Aim of the exercise: In the entries below, identify every line with the string "this" and copy it.

Provided data:
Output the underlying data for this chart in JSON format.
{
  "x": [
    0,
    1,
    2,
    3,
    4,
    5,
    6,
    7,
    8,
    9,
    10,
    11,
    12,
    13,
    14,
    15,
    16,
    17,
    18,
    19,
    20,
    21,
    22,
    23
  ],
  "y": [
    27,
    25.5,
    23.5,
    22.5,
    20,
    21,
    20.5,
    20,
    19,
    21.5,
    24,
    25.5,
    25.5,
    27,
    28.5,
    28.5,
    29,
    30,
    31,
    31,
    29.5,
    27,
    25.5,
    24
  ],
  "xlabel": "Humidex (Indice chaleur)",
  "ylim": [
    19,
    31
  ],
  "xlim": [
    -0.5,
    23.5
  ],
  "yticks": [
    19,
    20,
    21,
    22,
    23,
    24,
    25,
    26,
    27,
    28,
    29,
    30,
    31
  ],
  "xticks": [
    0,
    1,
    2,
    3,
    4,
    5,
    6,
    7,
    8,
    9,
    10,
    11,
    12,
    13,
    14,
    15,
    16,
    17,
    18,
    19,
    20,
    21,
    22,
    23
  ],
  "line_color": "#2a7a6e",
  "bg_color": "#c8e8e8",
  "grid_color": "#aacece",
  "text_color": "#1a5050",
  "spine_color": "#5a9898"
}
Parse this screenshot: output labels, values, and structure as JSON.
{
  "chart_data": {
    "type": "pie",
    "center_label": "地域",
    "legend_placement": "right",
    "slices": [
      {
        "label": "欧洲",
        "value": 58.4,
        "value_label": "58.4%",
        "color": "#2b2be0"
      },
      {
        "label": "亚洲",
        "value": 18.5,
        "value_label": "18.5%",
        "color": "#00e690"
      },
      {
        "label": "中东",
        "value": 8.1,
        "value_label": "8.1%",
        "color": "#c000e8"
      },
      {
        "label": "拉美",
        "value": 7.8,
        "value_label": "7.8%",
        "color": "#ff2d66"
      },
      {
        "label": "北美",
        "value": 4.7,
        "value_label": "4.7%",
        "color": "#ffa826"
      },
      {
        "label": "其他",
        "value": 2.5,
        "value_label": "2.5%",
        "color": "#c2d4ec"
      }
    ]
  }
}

Full solution:
Output the underlying data for this chart in JSON format.
Parse this screenshot: output labels, values, and structure as JSON.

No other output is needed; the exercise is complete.